Input records
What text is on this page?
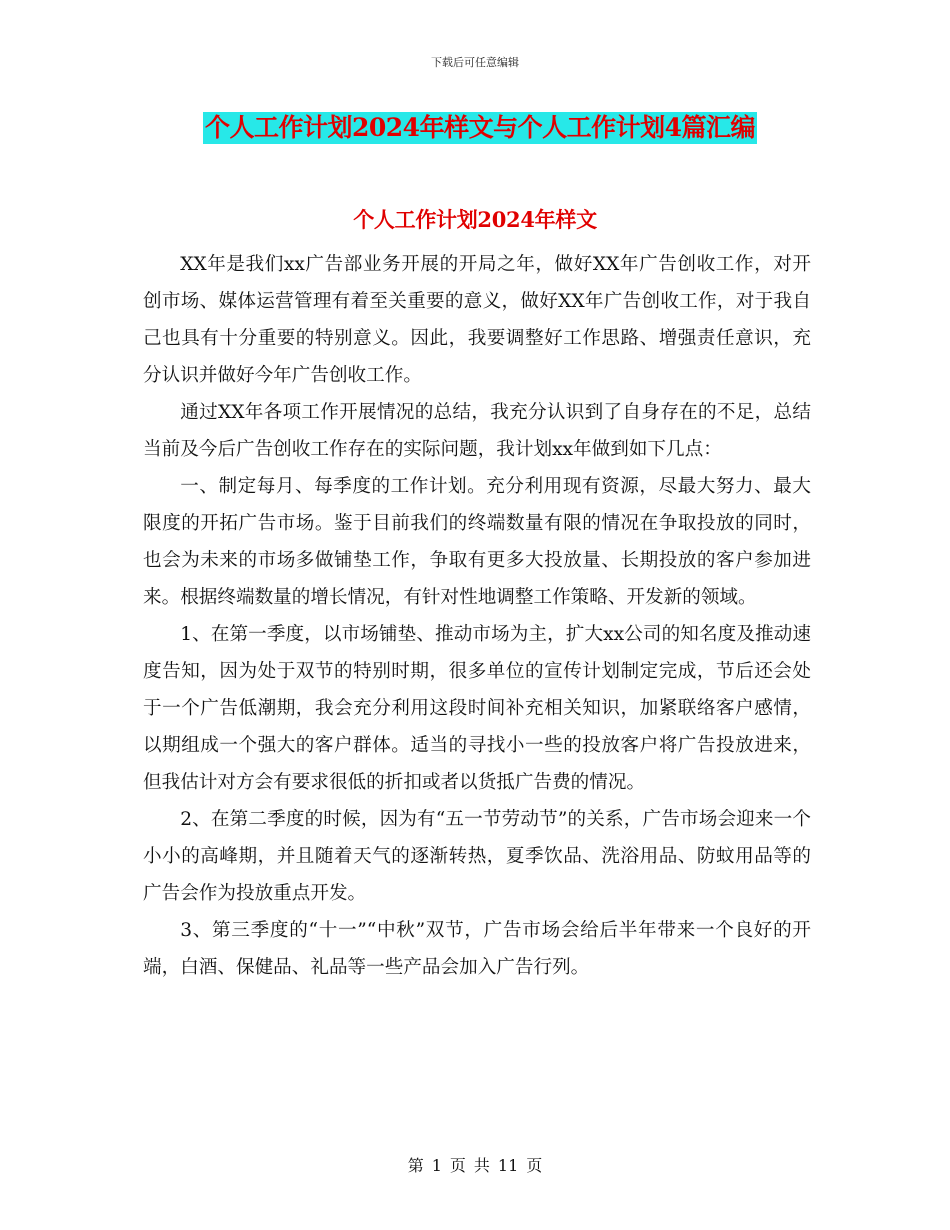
下载后可任意编辑
个人工作计划2024年样文与个人工作计划4篇汇编
个人工作计划2024年样文

XX年是我们xx广告部业务开展的开局之年，做好XX年广告创收工作，对开创市场、媒体运营管理有着至关重要的意义，做好XX年广告创收工作，对于我自己也具有十分重要的特别意义。因此，我要调整好工作思路、增强责任意识，充分认识并做好今年广告创收工作。

通过XX年各项工作开展情况的总结，我充分认识到了自身存在的不足，总结当前及今后广告创收工作存在的实际问题，我计划xx年做到如下几点：

一、制定每月、每季度的工作计划。充分利用现有资源，尽最大努力、最大限度的开拓广告市场。鉴于目前我们的终端数量有限的情况在争取投放的同时，也会为未来的市场多做铺垫工作，争取有更多大投放量、长期投放的客户参加进来。根据终端数量的增长情况，有针对性地调整工作策略、开发新的领域。

1、在第一季度，以市场铺垫、推动市场为主，扩大xx公司的知名度及推动速度告知，因为处于双节的特别时期，很多单位的宣传计划制定完成，节后还会处于一个广告低潮期，我会充分利用这段时间补充相关知识，加紧联络客户感情，以期组成一个强大的客户群体。适当的寻找小一些的投放客户将广告投放进来，但我估计对方会有要求很低的折扣或者以货抵广告费的情况。

2、在第二季度的时候，因为有“五一节劳动节”的关系，广告市场会迎来一个小小的高峰期，并且随着天气的逐渐转热，夏季饮品、洗浴用品、防蚊用品等的广告会作为投放重点开发。

3、第三季度的“十一”“中秋”双节，广告市场会给后半年带来一个良好的开端，白酒、保健品、礼品等一些产品会加入广告行列。

第 1 页 共 11 页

Exercise
Exclude all images and restate the records above word for word.

Output of the exercise
What text is on this page?
下载后可任意编辑
个人工作计划2024年样文与个人工作计划4篇汇编
个人工作计划2024年样文

XX年是我们xx广告部业务开展的开局之年，做好XX年广告创收工作，对开创市场、媒体运营管理有着至关重要的意义，做好XX年广告创收工作，对于我自己也具有十分重要的特别意义。因此，我要调整好工作思路、增强责任意识，充分认识并做好今年广告创收工作。

通过XX年各项工作开展情况的总结，我充分认识到了自身存在的不足，总结当前及今后广告创收工作存在的实际问题，我计划xx年做到如下几点：

一、制定每月、每季度的工作计划。充分利用现有资源，尽最大努力、最大限度的开拓广告市场。鉴于目前我们的终端数量有限的情况在争取投放的同时，也会为未来的市场多做铺垫工作，争取有更多大投放量、长期投放的客户参加进来。根据终端数量的增长情况，有针对性地调整工作策略、开发新的领域。

1、在第一季度，以市场铺垫、推动市场为主，扩大xx公司的知名度及推动速度告知，因为处于双节的特别时期，很多单位的宣传计划制定完成，节后还会处于一个广告低潮期，我会充分利用这段时间补充相关知识，加紧联络客户感情，以期组成一个强大的客户群体。适当的寻找小一些的投放客户将广告投放进来，但我估计对方会有要求很低的折扣或者以货抵广告费的情况。

2、在第二季度的时候，因为有“五一节劳动节”的关系，广告市场会迎来一个小小的高峰期，并且随着天气的逐渐转热，夏季饮品、洗浴用品、防蚊用品等的广告会作为投放重点开发。

3、第三季度的“十一”“中秋”双节，广告市场会给后半年带来一个良好的开端，白酒、保健品、礼品等一些产品会加入广告行列。

第 1 页 共 11 页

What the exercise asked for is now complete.